Source records:
++++++
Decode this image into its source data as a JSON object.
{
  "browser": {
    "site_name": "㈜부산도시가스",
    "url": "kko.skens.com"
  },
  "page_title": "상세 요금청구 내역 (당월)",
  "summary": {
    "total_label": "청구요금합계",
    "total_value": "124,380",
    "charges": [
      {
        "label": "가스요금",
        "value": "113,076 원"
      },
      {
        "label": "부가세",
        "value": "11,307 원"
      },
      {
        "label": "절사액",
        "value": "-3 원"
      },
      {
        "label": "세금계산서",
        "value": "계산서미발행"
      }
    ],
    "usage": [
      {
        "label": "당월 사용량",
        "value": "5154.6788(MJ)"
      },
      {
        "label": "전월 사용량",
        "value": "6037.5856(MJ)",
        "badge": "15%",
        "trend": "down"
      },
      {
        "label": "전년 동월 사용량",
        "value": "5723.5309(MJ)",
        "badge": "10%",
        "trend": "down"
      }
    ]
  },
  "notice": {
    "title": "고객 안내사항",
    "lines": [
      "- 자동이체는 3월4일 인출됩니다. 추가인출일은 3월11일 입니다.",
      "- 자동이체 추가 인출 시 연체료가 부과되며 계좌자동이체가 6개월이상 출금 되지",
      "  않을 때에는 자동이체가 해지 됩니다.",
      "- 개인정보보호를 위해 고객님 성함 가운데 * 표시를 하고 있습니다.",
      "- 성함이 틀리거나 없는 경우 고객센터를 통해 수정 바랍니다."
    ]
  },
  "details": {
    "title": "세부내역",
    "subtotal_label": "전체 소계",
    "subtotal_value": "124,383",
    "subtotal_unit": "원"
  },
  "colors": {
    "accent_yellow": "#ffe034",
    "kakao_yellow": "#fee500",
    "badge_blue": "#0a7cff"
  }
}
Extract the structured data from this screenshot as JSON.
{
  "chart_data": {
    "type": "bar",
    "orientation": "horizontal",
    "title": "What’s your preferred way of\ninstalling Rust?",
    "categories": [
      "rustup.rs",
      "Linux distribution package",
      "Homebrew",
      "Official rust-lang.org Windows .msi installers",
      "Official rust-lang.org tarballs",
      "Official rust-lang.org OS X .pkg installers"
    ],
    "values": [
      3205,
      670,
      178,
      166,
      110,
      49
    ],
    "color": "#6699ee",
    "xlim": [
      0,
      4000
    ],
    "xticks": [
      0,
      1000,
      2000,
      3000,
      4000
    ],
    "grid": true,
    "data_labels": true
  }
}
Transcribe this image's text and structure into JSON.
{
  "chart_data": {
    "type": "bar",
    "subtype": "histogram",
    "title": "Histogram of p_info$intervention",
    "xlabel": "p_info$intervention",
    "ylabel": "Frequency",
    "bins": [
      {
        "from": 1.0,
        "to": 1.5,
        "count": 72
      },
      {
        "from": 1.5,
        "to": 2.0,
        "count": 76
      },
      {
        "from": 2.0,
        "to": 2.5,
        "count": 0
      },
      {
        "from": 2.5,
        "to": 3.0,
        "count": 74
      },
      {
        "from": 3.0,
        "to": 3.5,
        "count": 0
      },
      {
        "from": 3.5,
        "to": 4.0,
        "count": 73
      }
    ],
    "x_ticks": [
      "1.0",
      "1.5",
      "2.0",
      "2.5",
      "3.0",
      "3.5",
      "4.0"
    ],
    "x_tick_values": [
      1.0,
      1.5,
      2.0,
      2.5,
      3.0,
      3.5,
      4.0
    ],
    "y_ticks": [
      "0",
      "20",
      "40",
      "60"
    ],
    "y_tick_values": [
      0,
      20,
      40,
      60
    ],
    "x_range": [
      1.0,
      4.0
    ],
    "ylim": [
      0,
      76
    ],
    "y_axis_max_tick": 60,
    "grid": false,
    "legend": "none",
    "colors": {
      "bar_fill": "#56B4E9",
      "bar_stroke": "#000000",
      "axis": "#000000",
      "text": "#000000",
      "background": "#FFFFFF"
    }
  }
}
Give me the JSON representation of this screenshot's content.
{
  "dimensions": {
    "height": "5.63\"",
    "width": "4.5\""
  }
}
++++++
• Goal: Output the line containing "Give me the" and all lines after it to the end of the records, exactly as given.

• Response to the task:
Give me the JSON representation of this screenshot's content.
{
  "dimensions": {
    "height": "5.63\"",
    "width": "4.5\""
  }
}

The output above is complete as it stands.